● WHAT IS NEEDED
Each line of the material must be returned exactly.

[Stored entries]
[start]

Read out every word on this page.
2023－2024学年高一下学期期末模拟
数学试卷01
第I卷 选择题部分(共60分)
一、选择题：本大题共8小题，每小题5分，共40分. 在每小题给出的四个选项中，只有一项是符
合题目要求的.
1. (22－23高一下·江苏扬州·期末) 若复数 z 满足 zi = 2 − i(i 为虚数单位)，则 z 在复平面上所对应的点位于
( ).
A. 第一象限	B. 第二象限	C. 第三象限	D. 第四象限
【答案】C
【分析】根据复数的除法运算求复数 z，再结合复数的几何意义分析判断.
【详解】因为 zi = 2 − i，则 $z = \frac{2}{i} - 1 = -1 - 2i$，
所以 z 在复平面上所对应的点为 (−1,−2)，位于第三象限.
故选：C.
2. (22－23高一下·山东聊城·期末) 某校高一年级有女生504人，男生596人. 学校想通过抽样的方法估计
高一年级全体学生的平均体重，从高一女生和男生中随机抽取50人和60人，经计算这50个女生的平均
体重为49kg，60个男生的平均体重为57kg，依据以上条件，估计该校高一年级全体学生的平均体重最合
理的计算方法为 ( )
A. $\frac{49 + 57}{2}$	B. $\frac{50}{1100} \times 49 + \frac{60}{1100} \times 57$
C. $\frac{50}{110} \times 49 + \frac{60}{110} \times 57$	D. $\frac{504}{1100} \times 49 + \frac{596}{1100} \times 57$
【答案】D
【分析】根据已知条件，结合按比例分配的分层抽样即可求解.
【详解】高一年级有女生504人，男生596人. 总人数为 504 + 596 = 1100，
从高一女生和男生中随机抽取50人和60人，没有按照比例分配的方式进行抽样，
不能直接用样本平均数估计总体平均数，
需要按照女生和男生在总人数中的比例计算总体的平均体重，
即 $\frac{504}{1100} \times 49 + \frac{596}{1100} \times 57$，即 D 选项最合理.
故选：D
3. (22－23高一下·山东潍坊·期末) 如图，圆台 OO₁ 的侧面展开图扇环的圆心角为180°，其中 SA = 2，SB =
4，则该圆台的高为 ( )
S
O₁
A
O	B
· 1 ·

[end]

● COMPLETE ANSWER
Read out every word on this page.
2023－2024学年高一下学期期末模拟
数学试卷01
第I卷 选择题部分(共60分)
一、选择题：本大题共8小题，每小题5分，共40分. 在每小题给出的四个选项中，只有一项是符
合题目要求的.
1. (22－23高一下·江苏扬州·期末) 若复数 z 满足 zi = 2 − i(i 为虚数单位)，则 z 在复平面上所对应的点位于
( ).
A. 第一象限	B. 第二象限	C. 第三象限	D. 第四象限
【答案】C
【分析】根据复数的除法运算求复数 z，再结合复数的几何意义分析判断.
【详解】因为 zi = 2 − i，则 $z = \frac{2}{i} - 1 = -1 - 2i$，
所以 z 在复平面上所对应的点为 (−1,−2)，位于第三象限.
故选：C.
2. (22－23高一下·山东聊城·期末) 某校高一年级有女生504人，男生596人. 学校想通过抽样的方法估计
高一年级全体学生的平均体重，从高一女生和男生中随机抽取50人和60人，经计算这50个女生的平均
体重为49kg，60个男生的平均体重为57kg，依据以上条件，估计该校高一年级全体学生的平均体重最合
理的计算方法为 ( )
A. $\frac{49 + 57}{2}$	B. $\frac{50}{1100} \times 49 + \frac{60}{1100} \times 57$
C. $\frac{50}{110} \times 49 + \frac{60}{110} \times 57$	D. $\frac{504}{1100} \times 49 + \frac{596}{1100} \times 57$
【答案】D
【分析】根据已知条件，结合按比例分配的分层抽样即可求解.
【详解】高一年级有女生504人，男生596人. 总人数为 504 + 596 = 1100，
从高一女生和男生中随机抽取50人和60人，没有按照比例分配的方式进行抽样，
不能直接用样本平均数估计总体平均数，
需要按照女生和男生在总人数中的比例计算总体的平均体重，
即 $\frac{504}{1100} \times 49 + \frac{596}{1100} \times 57$，即 D 选项最合理.
故选：D
3. (22－23高一下·山东潍坊·期末) 如图，圆台 OO₁ 的侧面展开图扇环的圆心角为180°，其中 SA = 2，SB =
4，则该圆台的高为 ( )
S
O₁
A
O	B
· 1 ·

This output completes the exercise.